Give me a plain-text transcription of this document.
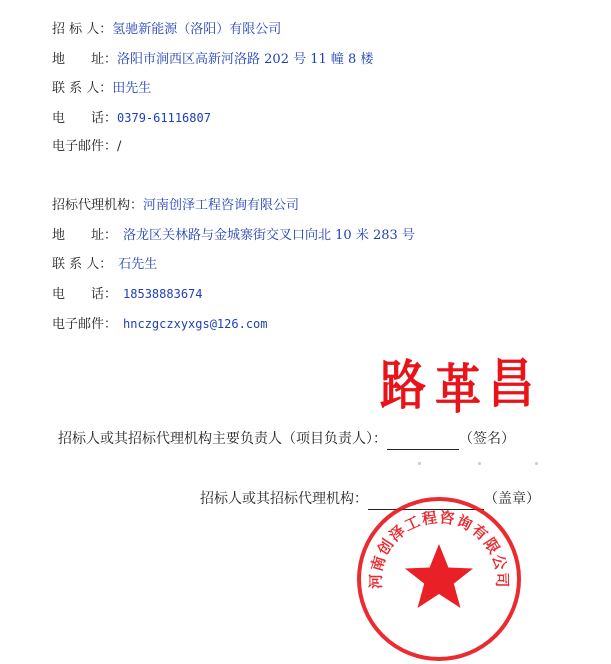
招 标 人：氢驰新能源（洛阳）有限公司
地　　址：洛阳市涧西区高新河洛路 202 号 11 幢 8 楼
联 系 人：田先生
电　　话：0379-61116807
电子邮件：/
招标代理机构：河南创泽工程咨询有限公司
地　　址： 洛龙区关林路与金城寨街交叉口向北 10 米 283 号
联 系 人： 石先生
电　　话： 18538883674
电子邮件： hnczgczxyxgs@126.com
路 革 昌
招标人或其招标代理机构主要负责人（项目负责人）：	（签名）
招标人或其招标代理机构：	（盖章）
河南创泽工程咨询有限公司
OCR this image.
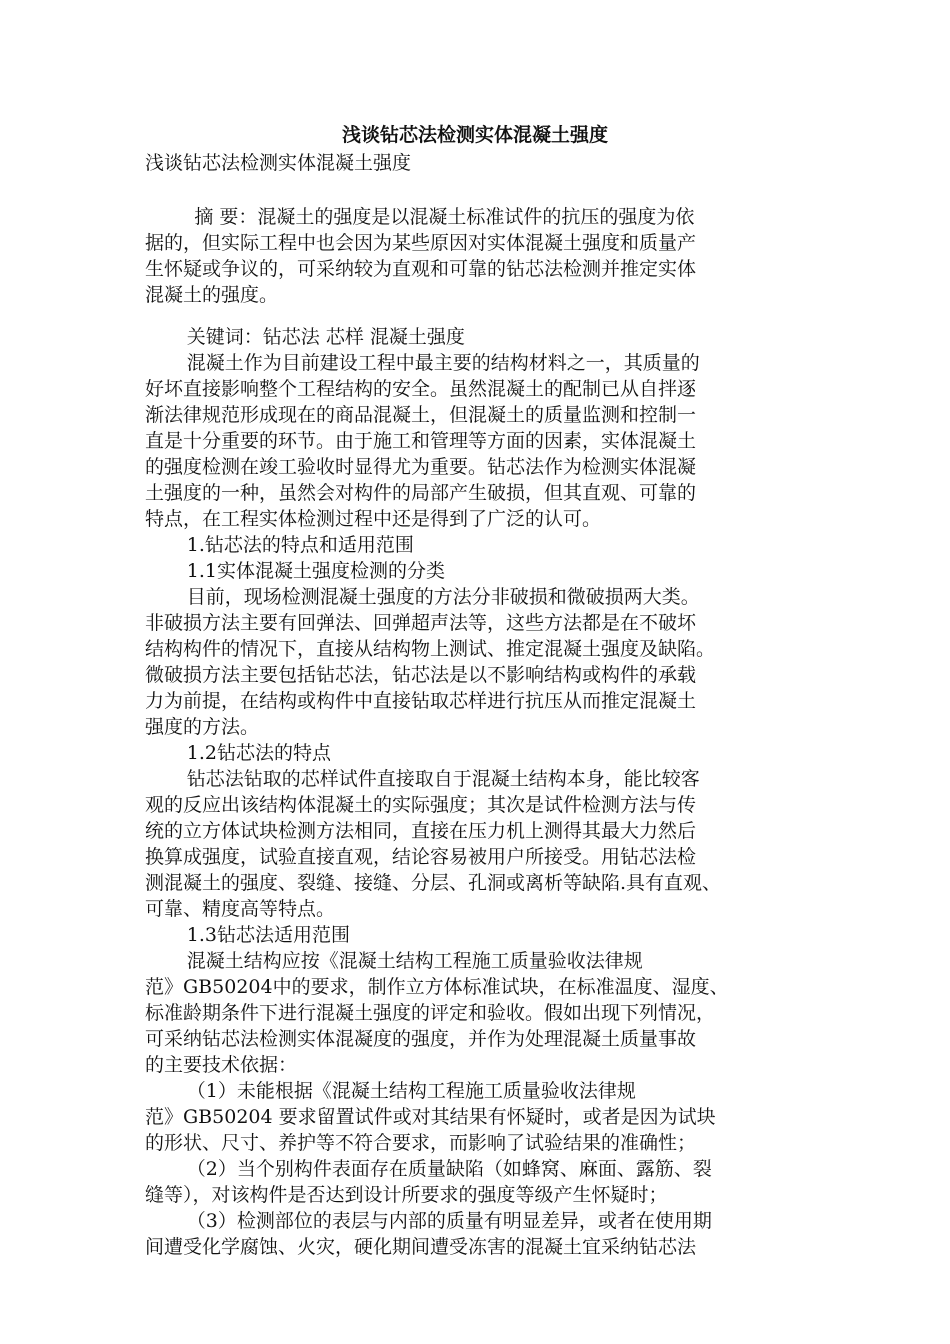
浅谈钻芯法检测实体混凝土强度
浅谈钻芯法检测实体混凝土强度
摘 要：混凝土的强度是以混凝土标准试件的抗压的强度为依
据的，但实际工程中也会因为某些原因对实体混凝土强度和质量产
生怀疑或争议的，可采纳较为直观和可靠的钻芯法检测并推定实体
混凝土的强度。
关键词：钻芯法 芯样 混凝土强度
混凝土作为目前建设工程中最主要的结构材料之一，其质量的
好坏直接影响整个工程结构的安全。虽然混凝土的配制已从自拌逐
渐法律规范形成现在的商品混凝土，但混凝土的质量监测和控制一
直是十分重要的环节。由于施工和管理等方面的因素，实体混凝土
的强度检测在竣工验收时显得尤为重要。钻芯法作为检测实体混凝
土强度的一种，虽然会对构件的局部产生破损，但其直观、可靠的
特点，在工程实体检测过程中还是得到了广泛的认可。
1.钻芯法的特点和适用范围
1.1实体混凝土强度检测的分类
目前，现场检测混凝土强度的方法分非破损和微破损两大类。
非破损方法主要有回弹法、回弹超声法等，这些方法都是在不破坏
结构构件的情况下，直接从结构物上测试、推定混凝土强度及缺陷。
微破损方法主要包括钻芯法，钻芯法是以不影响结构或构件的承载
力为前提，在结构或构件中直接钻取芯样进行抗压从而推定混凝土
强度的方法。
1.2钻芯法的特点
钻芯法钻取的芯样试件直接取自于混凝土结构本身，能比较客
观的反应出该结构体混凝土的实际强度；其次是试件检测方法与传
统的立方体试块检测方法相同，直接在压力机上测得其最大力然后
换算成强度，试验直接直观，结论容易被用户所接受。用钻芯法检
测混凝土的强度、裂缝、接缝、分层、孔洞或离析等缺陷.具有直观、
可靠、精度高等特点。
1.3钻芯法适用范围
混凝土结构应按《混凝土结构工程施工质量验收法律规
范》GB50204中的要求，制作立方体标准试块，在标准温度、湿度、
标准龄期条件下进行混凝土强度的评定和验收。假如出现下列情况，
可采纳钻芯法检测实体混凝度的强度，并作为处理混凝土质量事故
的主要技术依据：
（1）未能根据《混凝土结构工程施工质量验收法律规
范》GB50204 要求留置试件或对其结果有怀疑时，或者是因为试块
的形状、尺寸、养护等不符合要求，而影响了试验结果的准确性；
（2）当个别构件表面存在质量缺陷（如蜂窝、麻面、露筋、裂
缝等），对该构件是否达到设计所要求的强度等级产生怀疑时；
（3）检测部位的表层与内部的质量有明显差异，或者在使用期
间遭受化学腐蚀、火灾，硬化期间遭受冻害的混凝土宜采纳钻芯法
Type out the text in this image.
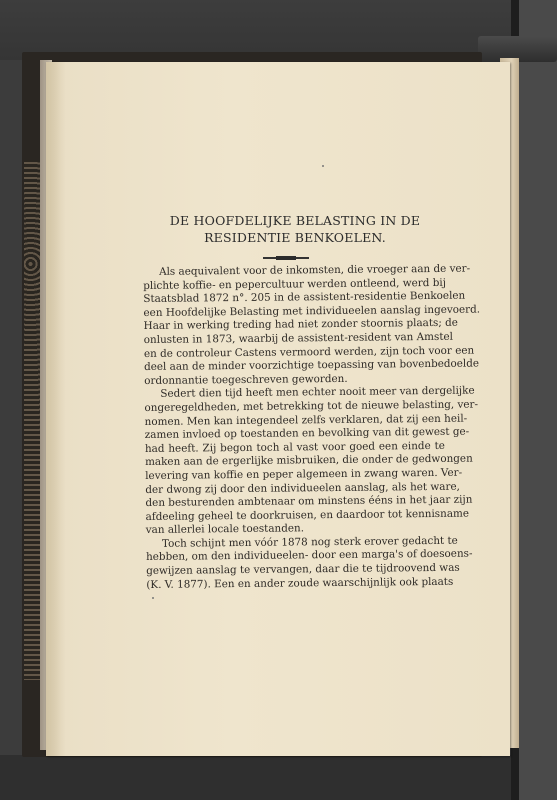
DE HOOFDELIJKE BELASTING IN DE
RESIDENTIE BENKOELEN.
Als aequivalent voor de inkomsten, die vroeger aan de ver-
plichte koffie- en pepercultuur werden ontleend, werd bij
Staatsblad 1872 n°. 205 in de assistent-residentie Benkoelen
een Hoofdelijke Belasting met individueelen aanslag ingevoerd.
Haar in werking treding had niet zonder stoornis plaats; de
onlusten in 1873, waarbij de assistent-resident van Amstel
en de controleur Castens vermoord werden, zijn toch voor een
deel aan de minder voorzichtige toepassing van bovenbedoelde
ordonnantie toegeschreven geworden.
Sedert dien tijd heeft men echter nooit meer van dergelijke
ongeregeldheden, met betrekking tot de nieuwe belasting, ver-
nomen. Men kan integendeel zelfs verklaren, dat zij een heil-
zamen invloed op toestanden en bevolking van dit gewest ge-
had heeft. Zij begon toch al vast voor goed een einde te
maken aan de ergerlijke misbruiken, die onder de gedwongen
levering van koffie en peper algemeen in zwang waren. Ver-
der dwong zij door den individueelen aanslag, als het ware,
den besturenden ambtenaar om minstens ééns in het jaar zijn
afdeeling geheel te doorkruisen, en daardoor tot kennisname
van allerlei locale toestanden.
Toch schijnt men vóór 1878 nog sterk erover gedacht te
hebben, om den individueelen- door een marga's of doesoens-
gewijzen aanslag te vervangen, daar die te tijdroovend was
(K. V. 1877). Een en ander zoude waarschijnlijk ook plaats
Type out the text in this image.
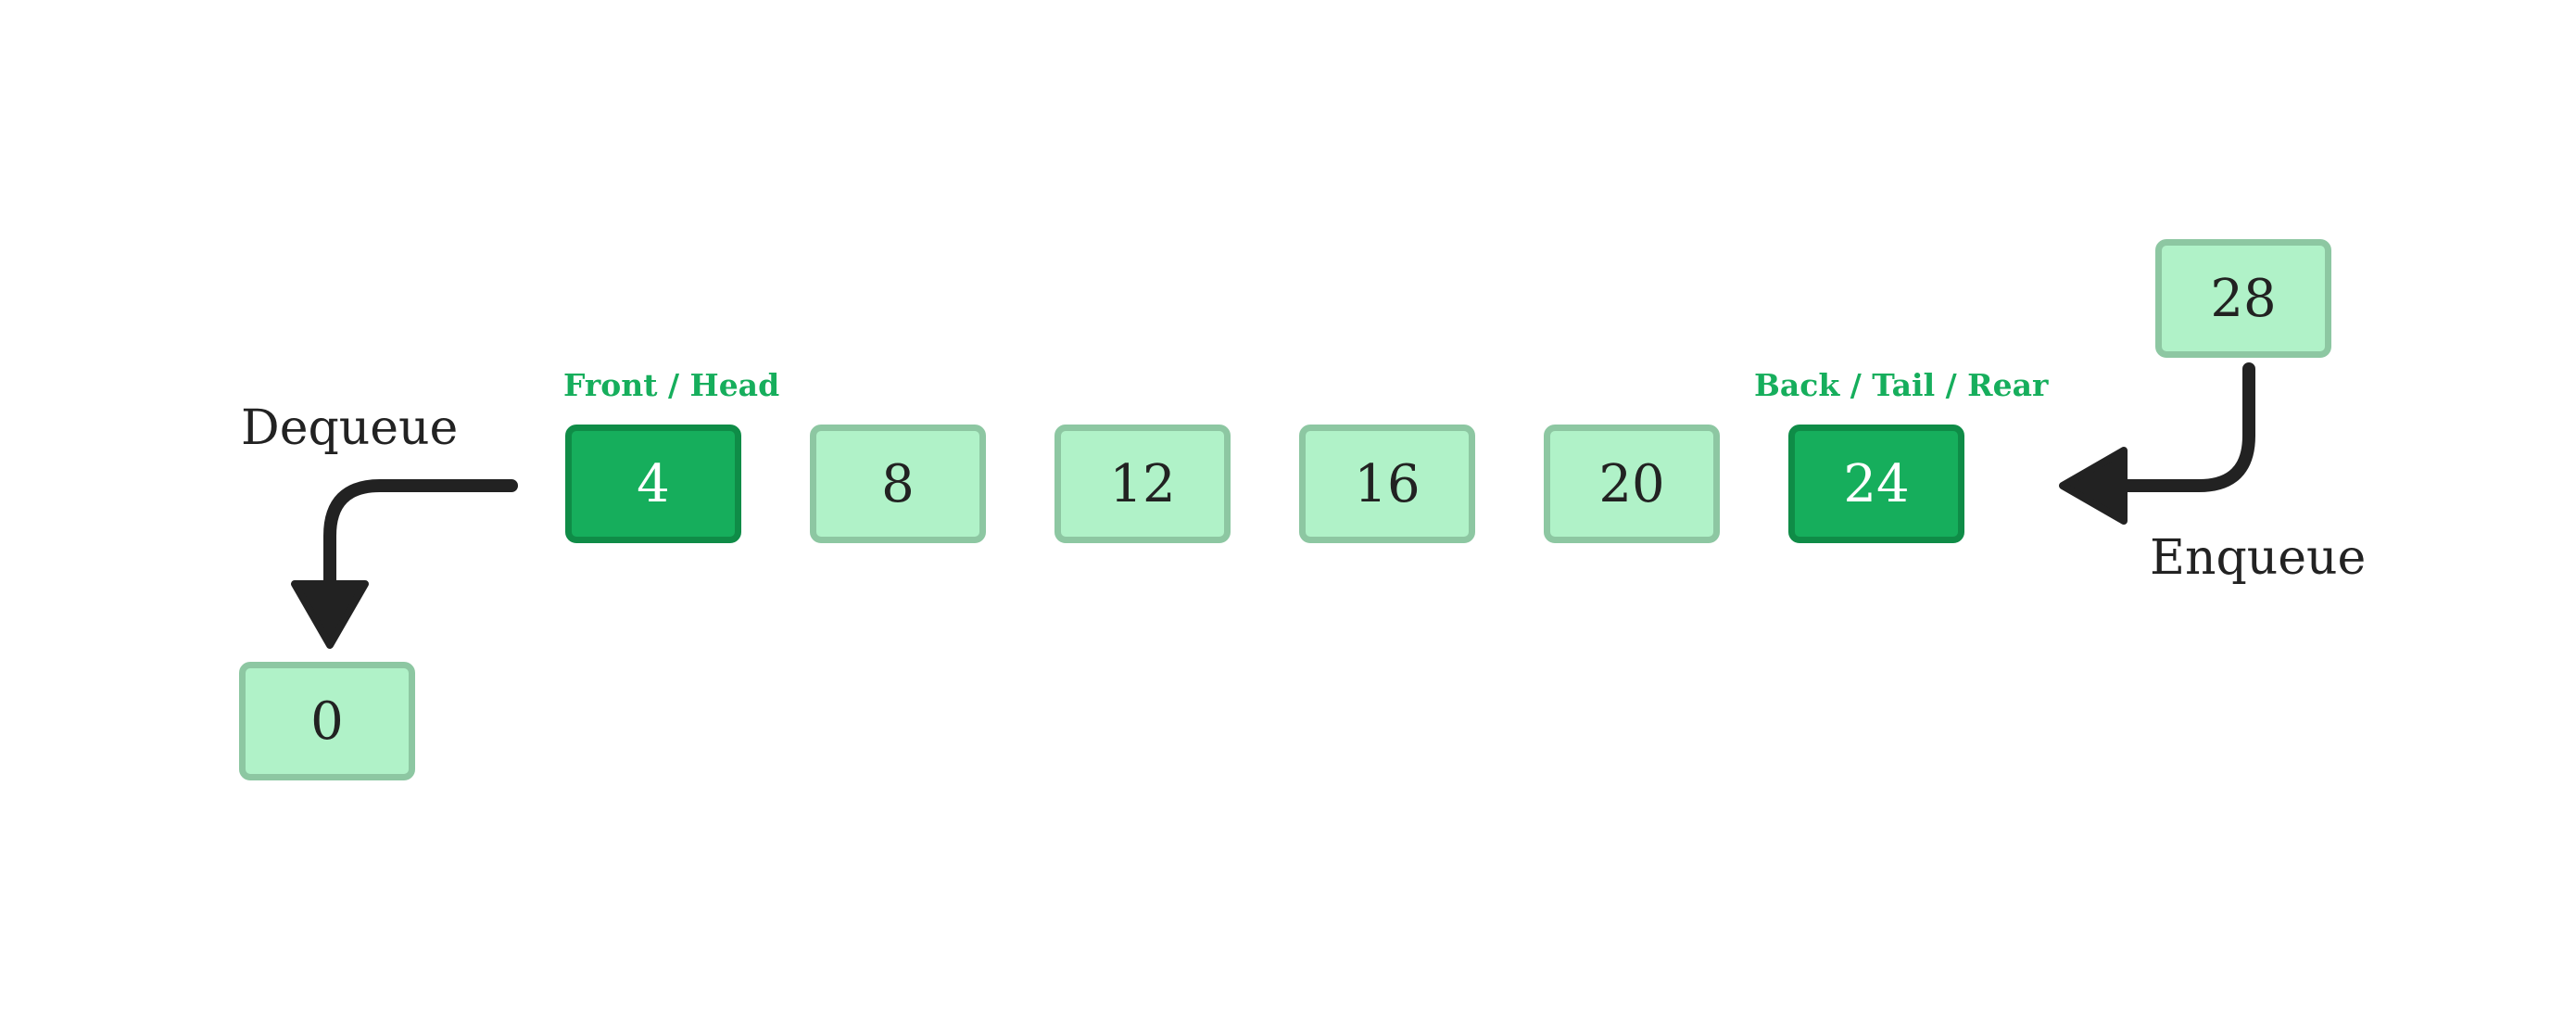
Front / Head	Back / Tail / Rear
4	8	12	16	20	24
Dequeue
0
28
Enqueue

---

DIRECTIONS:
Copy all of the entries verbatim, leaving out any pictures they contain.

EXERCISE RESPONSE:
Give me a plain-text transcription of this document.
招 标 人：氢驰新能源（洛阳）有限公司
地　　址：洛阳市涧西区高新河洛路 202 号 11 幢 8 楼
联 系 人：田先生
电　　话：0379-61116807
电子邮件：/
招标代理机构：河南创泽工程咨询有限公司
地　　址： 洛龙区关林路与金城寨街交叉口向北 10 米 283 号
联 系 人： 石先生
电　　话： 18538883674
电子邮件： hnczgczxyxgs@126.com
路 革 昌
招标人或其招标代理机构主要负责人（项目负责人）：	（签名）
招标人或其招标代理机构：	（盖章）
河南创泽工程咨询有限公司
OCR this image.
浅谈钻芯法检测实体混凝土强度
浅谈钻芯法检测实体混凝土强度
摘 要：混凝土的强度是以混凝土标准试件的抗压的强度为依
据的，但实际工程中也会因为某些原因对实体混凝土强度和质量产
生怀疑或争议的，可采纳较为直观和可靠的钻芯法检测并推定实体
混凝土的强度。
关键词：钻芯法 芯样 混凝土强度
混凝土作为目前建设工程中最主要的结构材料之一，其质量的
好坏直接影响整个工程结构的安全。虽然混凝土的配制已从自拌逐
渐法律规范形成现在的商品混凝土，但混凝土的质量监测和控制一
直是十分重要的环节。由于施工和管理等方面的因素，实体混凝土
的强度检测在竣工验收时显得尤为重要。钻芯法作为检测实体混凝
土强度的一种，虽然会对构件的局部产生破损，但其直观、可靠的
特点，在工程实体检测过程中还是得到了广泛的认可。
1.钻芯法的特点和适用范围
1.1实体混凝土强度检测的分类
目前，现场检测混凝土强度的方法分非破损和微破损两大类。
非破损方法主要有回弹法、回弹超声法等，这些方法都是在不破坏
结构构件的情况下，直接从结构物上测试、推定混凝土强度及缺陷。
微破损方法主要包括钻芯法，钻芯法是以不影响结构或构件的承载
力为前提，在结构或构件中直接钻取芯样进行抗压从而推定混凝土
强度的方法。
1.2钻芯法的特点
钻芯法钻取的芯样试件直接取自于混凝土结构本身，能比较客
观的反应出该结构体混凝土的实际强度；其次是试件检测方法与传
统的立方体试块检测方法相同，直接在压力机上测得其最大力然后
换算成强度，试验直接直观，结论容易被用户所接受。用钻芯法检
测混凝土的强度、裂缝、接缝、分层、孔洞或离析等缺陷.具有直观、
可靠、精度高等特点。
1.3钻芯法适用范围
混凝土结构应按《混凝土结构工程施工质量验收法律规
范》GB50204中的要求，制作立方体标准试块，在标准温度、湿度、
标准龄期条件下进行混凝土强度的评定和验收。假如出现下列情况，
可采纳钻芯法检测实体混凝度的强度，并作为处理混凝土质量事故
的主要技术依据：
（1）未能根据《混凝土结构工程施工质量验收法律规
范》GB50204 要求留置试件或对其结果有怀疑时，或者是因为试块
的形状、尺寸、养护等不符合要求，而影响了试验结果的准确性；
（2）当个别构件表面存在质量缺陷（如蜂窝、麻面、露筋、裂
缝等），对该构件是否达到设计所要求的强度等级产生怀疑时；
（3）检测部位的表层与内部的质量有明显差异，或者在使用期
间遭受化学腐蚀、火灾，硬化期间遭受冻害的混凝土宜采纳钻芯法
Type out the text in this image.
DE HOOFDELIJKE BELASTING IN DE
RESIDENTIE BENKOELEN.
Als aequivalent voor de inkomsten, die vroeger aan de ver-
plichte koffie- en pepercultuur werden ontleend, werd bij
Staatsblad 1872 n°. 205 in de assistent-residentie Benkoelen
een Hoofdelijke Belasting met individueelen aanslag ingevoerd.
Haar in werking treding had niet zonder stoornis plaats; de
onlusten in 1873, waarbij de assistent-resident van Amstel
en de controleur Castens vermoord werden, zijn toch voor een
deel aan de minder voorzichtige toepassing van bovenbedoelde
ordonnantie toegeschreven geworden.
Sedert dien tijd heeft men echter nooit meer van dergelijke
ongeregeldheden, met betrekking tot de nieuwe belasting, ver-
nomen. Men kan integendeel zelfs verklaren, dat zij een heil-
zamen invloed op toestanden en bevolking van dit gewest ge-
had heeft. Zij begon toch al vast voor goed een einde te
maken aan de ergerlijke misbruiken, die onder de gedwongen
levering van koffie en peper algemeen in zwang waren. Ver-
der dwong zij door den individueelen aanslag, als het ware,
den besturenden ambtenaar om minstens ééns in het jaar zijn
afdeeling geheel te doorkruisen, en daardoor tot kennisname
van allerlei locale toestanden.
Toch schijnt men vóór 1878 nog sterk erover gedacht te
hebben, om den individueelen- door een marga's of doesoens-
gewijzen aanslag te vervangen, daar die te tijdroovend was
(K. V. 1877). Een en ander zoude waarschijnlijk ook plaats
Type out the text in this image.
Front / Head	Back / Tail / Rear
4	8	12	16	20	24
Dequeue
0
28
Enqueue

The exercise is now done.